__REQUEST__: Go through the listing beneath this task and return every line that carries the string "placeholder".

━━━━━ TASK INPUT

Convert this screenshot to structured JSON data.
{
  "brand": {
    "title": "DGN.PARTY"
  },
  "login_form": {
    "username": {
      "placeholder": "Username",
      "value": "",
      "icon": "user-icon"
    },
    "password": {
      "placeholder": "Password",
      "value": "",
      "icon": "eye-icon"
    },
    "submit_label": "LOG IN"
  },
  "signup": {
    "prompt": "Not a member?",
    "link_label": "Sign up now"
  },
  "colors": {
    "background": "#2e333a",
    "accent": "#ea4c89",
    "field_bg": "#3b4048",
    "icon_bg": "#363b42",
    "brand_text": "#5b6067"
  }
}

━━━━━━━━━━

__PROBLEM SOLUTION__:
      "placeholder": "Username",
      "placeholder": "Password",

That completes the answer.